Task directions: Examine the material below and count the lines that hold the word "title". Report only the number.

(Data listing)
>> Start

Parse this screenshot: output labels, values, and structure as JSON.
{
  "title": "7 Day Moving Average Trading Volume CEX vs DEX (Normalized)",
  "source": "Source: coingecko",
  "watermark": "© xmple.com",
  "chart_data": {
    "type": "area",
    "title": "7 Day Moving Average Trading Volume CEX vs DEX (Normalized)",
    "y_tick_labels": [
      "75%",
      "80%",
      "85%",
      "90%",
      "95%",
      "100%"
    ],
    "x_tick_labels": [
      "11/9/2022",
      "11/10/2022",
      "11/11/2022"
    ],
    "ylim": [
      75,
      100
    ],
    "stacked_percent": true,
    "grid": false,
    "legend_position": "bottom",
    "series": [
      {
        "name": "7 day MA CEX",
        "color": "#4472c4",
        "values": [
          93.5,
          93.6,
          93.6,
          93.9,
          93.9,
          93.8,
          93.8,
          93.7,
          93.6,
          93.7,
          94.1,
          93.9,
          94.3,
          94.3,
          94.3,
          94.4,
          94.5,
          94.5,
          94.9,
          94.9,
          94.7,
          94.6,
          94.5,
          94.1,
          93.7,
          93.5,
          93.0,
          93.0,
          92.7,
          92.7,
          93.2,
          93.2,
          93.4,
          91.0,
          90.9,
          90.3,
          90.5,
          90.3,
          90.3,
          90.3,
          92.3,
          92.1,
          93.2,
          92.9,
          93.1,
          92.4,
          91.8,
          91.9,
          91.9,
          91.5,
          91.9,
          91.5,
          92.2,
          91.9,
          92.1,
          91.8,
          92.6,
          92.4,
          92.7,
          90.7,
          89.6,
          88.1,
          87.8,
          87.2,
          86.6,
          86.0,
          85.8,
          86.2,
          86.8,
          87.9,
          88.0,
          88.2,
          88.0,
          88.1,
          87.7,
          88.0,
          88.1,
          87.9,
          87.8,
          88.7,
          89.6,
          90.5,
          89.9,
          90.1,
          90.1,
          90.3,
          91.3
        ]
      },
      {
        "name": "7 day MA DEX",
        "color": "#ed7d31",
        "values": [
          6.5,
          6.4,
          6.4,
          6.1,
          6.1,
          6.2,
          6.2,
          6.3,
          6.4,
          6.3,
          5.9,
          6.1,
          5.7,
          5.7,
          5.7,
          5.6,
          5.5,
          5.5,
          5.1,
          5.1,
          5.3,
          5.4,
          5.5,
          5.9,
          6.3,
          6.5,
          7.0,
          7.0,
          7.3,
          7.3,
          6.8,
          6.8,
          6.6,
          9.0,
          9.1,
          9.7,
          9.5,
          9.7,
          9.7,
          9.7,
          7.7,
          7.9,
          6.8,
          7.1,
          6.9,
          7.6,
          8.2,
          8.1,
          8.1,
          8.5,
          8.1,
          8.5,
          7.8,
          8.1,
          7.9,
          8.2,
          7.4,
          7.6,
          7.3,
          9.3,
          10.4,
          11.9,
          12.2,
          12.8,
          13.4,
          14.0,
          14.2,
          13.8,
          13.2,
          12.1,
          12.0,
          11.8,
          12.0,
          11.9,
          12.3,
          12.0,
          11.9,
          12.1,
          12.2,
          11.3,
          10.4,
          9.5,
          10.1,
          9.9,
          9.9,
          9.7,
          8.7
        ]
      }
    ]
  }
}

>> End

Full output: 2